* **Your objective**
Check each line of the material below, and copy it if it holds the string "NMTC".

##### Recorded information #####

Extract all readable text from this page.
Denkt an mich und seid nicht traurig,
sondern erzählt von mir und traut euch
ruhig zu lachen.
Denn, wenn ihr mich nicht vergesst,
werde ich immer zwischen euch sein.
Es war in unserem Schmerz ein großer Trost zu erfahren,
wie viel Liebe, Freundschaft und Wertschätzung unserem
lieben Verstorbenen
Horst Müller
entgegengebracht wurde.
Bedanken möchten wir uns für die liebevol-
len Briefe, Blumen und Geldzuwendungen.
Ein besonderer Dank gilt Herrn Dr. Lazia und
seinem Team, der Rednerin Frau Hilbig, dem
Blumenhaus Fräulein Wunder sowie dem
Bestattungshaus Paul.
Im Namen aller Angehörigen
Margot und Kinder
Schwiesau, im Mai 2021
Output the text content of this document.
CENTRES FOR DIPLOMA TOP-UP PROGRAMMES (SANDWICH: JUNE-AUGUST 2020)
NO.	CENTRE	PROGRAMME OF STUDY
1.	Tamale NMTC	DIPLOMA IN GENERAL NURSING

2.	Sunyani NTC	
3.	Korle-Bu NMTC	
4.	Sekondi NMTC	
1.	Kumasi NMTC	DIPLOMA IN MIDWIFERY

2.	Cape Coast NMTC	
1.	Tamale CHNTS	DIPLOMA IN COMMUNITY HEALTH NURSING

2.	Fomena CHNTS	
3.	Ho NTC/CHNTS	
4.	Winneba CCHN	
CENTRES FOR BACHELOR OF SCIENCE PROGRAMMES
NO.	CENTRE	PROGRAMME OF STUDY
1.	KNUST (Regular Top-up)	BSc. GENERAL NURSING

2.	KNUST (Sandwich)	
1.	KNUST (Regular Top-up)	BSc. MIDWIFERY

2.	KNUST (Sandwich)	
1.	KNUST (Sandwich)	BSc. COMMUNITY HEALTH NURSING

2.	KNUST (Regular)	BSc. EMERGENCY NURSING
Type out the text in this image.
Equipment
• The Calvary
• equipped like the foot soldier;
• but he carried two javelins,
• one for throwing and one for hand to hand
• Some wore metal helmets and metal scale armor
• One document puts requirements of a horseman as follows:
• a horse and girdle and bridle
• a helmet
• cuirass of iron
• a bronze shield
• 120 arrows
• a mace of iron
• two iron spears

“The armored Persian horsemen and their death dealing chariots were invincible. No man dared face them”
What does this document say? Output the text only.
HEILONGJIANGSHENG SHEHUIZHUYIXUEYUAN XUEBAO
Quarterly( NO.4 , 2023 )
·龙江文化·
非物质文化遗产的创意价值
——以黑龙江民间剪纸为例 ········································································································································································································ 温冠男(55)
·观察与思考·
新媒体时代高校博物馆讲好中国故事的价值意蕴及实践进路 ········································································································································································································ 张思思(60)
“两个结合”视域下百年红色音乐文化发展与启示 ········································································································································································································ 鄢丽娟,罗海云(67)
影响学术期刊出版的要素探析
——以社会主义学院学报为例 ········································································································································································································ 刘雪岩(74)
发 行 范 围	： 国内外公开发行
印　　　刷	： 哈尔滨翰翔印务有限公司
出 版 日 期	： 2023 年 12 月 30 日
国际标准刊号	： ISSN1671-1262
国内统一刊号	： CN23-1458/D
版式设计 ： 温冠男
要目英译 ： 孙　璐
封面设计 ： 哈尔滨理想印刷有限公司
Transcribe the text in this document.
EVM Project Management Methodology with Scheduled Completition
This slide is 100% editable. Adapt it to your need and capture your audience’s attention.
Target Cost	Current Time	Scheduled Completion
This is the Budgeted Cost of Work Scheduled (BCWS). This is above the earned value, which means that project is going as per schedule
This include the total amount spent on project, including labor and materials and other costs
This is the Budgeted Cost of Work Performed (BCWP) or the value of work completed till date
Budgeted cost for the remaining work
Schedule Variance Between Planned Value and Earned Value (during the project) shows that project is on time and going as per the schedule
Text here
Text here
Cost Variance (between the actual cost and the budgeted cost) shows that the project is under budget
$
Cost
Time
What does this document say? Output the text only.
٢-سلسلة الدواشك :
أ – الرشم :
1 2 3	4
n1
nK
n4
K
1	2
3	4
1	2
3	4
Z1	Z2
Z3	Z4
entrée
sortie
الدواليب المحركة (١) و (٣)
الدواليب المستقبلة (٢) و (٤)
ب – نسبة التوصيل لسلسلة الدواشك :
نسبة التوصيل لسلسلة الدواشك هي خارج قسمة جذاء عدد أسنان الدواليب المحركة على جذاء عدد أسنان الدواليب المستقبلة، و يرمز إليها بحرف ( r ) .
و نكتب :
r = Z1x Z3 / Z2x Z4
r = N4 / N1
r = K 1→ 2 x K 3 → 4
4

#####

* **Answer for this exercise**
1.	Tamale NMTC	DIPLOMA IN GENERAL NURSING
3.	Korle-Bu NMTC	
4.	Sekondi NMTC	
1.	Kumasi NMTC	DIPLOMA IN MIDWIFERY
2.	Cape Coast NMTC	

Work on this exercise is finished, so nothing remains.